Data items
# # # # #

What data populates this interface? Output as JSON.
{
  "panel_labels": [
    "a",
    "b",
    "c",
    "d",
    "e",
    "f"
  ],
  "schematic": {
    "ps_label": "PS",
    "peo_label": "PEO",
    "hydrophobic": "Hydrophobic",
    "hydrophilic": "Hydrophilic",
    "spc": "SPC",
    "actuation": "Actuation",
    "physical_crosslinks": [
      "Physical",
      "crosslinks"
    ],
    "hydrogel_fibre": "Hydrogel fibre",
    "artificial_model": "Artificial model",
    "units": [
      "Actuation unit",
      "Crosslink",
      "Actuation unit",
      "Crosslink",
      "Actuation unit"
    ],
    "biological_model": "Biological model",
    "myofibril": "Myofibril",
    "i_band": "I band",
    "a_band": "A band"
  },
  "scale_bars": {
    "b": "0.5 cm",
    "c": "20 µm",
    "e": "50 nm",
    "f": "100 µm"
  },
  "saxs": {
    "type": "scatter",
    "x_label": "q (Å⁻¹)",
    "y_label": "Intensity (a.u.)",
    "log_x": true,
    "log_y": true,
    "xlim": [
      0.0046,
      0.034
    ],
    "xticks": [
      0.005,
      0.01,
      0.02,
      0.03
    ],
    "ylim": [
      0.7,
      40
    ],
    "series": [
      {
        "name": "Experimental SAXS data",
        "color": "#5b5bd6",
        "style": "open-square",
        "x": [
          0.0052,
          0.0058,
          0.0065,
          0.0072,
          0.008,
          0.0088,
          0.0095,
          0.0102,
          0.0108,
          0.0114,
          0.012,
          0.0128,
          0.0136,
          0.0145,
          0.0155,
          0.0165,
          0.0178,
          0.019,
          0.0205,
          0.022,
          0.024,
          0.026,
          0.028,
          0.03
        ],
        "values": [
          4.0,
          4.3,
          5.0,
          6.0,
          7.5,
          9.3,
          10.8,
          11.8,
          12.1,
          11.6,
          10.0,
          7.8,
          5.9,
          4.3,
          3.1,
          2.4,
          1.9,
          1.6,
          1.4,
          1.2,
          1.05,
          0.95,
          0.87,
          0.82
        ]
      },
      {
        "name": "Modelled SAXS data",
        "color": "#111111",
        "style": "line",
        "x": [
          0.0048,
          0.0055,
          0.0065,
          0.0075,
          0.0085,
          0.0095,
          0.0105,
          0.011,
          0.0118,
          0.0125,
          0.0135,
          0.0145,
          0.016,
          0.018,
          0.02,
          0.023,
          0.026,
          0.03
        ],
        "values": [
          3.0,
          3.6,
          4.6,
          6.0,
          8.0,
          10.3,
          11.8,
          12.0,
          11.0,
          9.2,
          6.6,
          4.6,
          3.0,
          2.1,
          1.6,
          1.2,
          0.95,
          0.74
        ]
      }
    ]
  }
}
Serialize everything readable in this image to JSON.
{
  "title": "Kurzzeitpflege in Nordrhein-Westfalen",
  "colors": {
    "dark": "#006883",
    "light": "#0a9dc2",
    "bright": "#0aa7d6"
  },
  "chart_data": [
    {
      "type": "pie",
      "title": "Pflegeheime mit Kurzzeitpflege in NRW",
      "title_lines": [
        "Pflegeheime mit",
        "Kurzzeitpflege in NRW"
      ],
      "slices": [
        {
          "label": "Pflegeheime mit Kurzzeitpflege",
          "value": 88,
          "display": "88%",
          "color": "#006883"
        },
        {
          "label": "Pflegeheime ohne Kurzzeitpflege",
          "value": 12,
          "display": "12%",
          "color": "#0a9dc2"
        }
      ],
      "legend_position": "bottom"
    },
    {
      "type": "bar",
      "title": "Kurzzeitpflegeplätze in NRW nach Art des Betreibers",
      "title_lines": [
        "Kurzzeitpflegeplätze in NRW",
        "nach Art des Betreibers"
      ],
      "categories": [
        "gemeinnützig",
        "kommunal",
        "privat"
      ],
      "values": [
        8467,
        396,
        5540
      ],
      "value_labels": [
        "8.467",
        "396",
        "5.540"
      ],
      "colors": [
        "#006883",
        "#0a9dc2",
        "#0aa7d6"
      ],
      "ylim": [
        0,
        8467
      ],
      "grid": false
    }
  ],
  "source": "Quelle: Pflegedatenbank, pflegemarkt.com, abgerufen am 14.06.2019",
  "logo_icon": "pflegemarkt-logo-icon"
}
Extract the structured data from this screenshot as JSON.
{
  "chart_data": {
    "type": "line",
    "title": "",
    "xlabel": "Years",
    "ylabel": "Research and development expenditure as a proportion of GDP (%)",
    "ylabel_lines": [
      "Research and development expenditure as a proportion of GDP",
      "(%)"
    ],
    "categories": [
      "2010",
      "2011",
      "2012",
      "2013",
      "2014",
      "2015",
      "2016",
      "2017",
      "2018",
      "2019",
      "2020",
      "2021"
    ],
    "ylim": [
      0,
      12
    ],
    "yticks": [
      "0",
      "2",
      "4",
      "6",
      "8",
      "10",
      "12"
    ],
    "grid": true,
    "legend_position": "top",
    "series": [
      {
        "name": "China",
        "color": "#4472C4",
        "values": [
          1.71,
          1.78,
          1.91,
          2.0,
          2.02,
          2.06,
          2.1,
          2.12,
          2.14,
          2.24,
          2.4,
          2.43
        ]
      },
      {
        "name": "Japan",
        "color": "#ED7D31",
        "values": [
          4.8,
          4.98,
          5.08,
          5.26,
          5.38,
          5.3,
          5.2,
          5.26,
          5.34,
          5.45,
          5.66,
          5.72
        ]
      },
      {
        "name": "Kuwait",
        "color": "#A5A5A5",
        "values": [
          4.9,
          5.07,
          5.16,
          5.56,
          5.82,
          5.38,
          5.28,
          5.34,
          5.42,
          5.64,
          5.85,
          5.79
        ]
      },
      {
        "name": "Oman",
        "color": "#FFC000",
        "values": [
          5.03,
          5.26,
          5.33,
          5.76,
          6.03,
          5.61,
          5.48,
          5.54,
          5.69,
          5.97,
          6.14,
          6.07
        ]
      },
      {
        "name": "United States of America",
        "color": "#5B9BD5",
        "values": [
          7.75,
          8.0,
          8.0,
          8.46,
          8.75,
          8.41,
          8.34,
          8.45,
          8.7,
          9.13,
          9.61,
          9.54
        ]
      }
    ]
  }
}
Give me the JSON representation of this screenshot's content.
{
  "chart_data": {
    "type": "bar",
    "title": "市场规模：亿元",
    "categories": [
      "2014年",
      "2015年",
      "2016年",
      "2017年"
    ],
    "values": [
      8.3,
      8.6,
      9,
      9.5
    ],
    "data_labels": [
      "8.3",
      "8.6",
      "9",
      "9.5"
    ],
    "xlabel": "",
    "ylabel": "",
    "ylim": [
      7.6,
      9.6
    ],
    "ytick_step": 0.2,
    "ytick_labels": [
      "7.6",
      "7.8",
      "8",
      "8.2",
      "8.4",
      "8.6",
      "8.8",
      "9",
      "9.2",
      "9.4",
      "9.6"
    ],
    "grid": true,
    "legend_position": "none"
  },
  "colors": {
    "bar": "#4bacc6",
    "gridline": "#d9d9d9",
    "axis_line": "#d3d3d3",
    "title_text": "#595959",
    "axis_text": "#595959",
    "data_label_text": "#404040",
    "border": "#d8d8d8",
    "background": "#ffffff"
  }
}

# # # # #

▶ [Instruction]:
Find and copy each line above that includes the string "Actuation".

▶ [Written solution]:
    "actuation": "Actuation",
      "Actuation unit",
      "Actuation unit",
      "Actuation unit"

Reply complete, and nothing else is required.